• AIM
Give only the number of lines in these records that contain the word "ticket".

• PROVIDED MATERIAL
☆ ☆ ☆ ☆ ☆

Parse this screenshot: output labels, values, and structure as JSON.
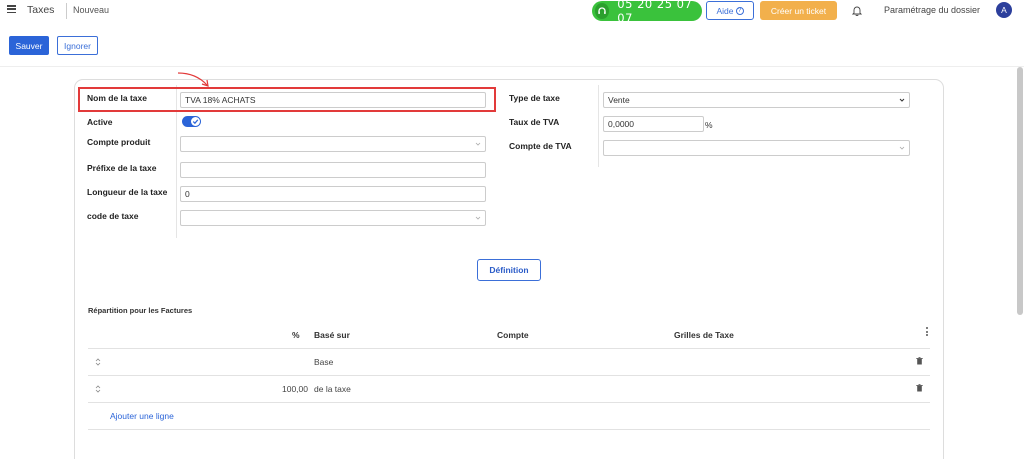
{
  "app": {
    "title": "Taxes",
    "breadcrumb": "Nouveau"
  },
  "topbar": {
    "phone_number": "05 20 25 07 07",
    "help_label": "Aide",
    "help_icon": "question-circle-icon",
    "ticket_label": "Créer un ticket",
    "settings_label": "Paramétrage du dossier",
    "avatar_initial": "A",
    "colors": {
      "phone": "#3ac23c",
      "ticket": "#f2b04c",
      "primary": "#2b64d8",
      "highlight": "#e23a3a"
    }
  },
  "actions": {
    "save_label": "Sauver",
    "ignore_label": "Ignorer"
  },
  "form": {
    "tax_name": {
      "label": "Nom de la taxe",
      "value": "TVA 18% ACHATS"
    },
    "active": {
      "label": "Active",
      "checked": true
    },
    "product_account": {
      "label": "Compte produit",
      "value": ""
    },
    "tax_prefix": {
      "label": "Préfixe de la taxe",
      "value": ""
    },
    "tax_length": {
      "label": "Longueur de la taxe",
      "value": "0"
    },
    "tax_code": {
      "label": "code de taxe",
      "value": ""
    },
    "tax_type": {
      "label": "Type de taxe",
      "value": "Vente"
    },
    "vat_rate": {
      "label": "Taux de TVA",
      "value": "0,0000",
      "unit": "%"
    },
    "vat_account": {
      "label": "Compte de TVA",
      "value": ""
    }
  },
  "definition_button": "Définition",
  "distribution": {
    "title": "Répartition pour les Factures",
    "columns": [
      "%",
      "Basé sur",
      "Compte",
      "Grilles de Taxe"
    ],
    "rows": [
      {
        "percent": "",
        "based_on": "Base",
        "account": "",
        "grids": ""
      },
      {
        "percent": "100,00",
        "based_on": "de la taxe",
        "account": "",
        "grids": ""
      }
    ],
    "add_line_label": "Ajouter une ligne"
  }
}
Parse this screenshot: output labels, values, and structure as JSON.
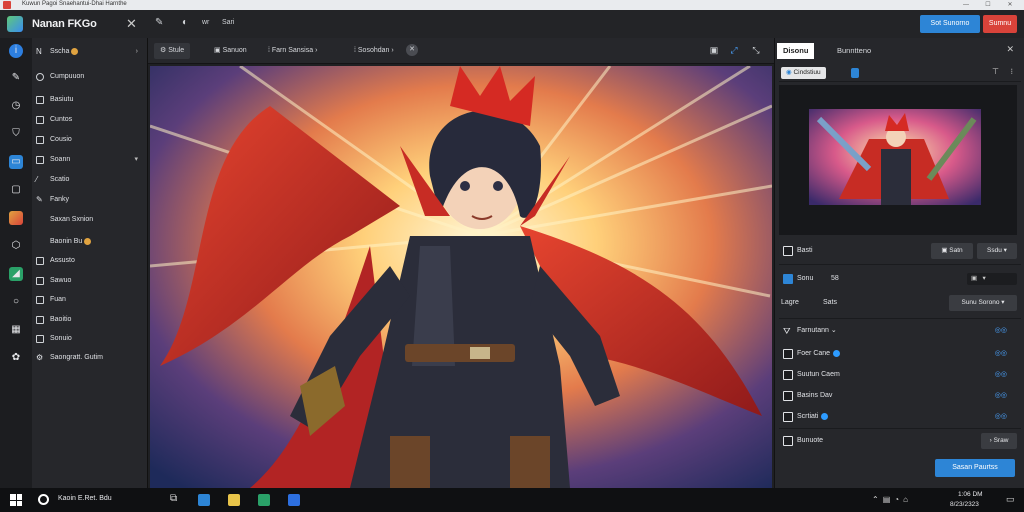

☆ ☆ ☆ ☆ ☆

• SOLUTION FOR THIS EXERCISE
2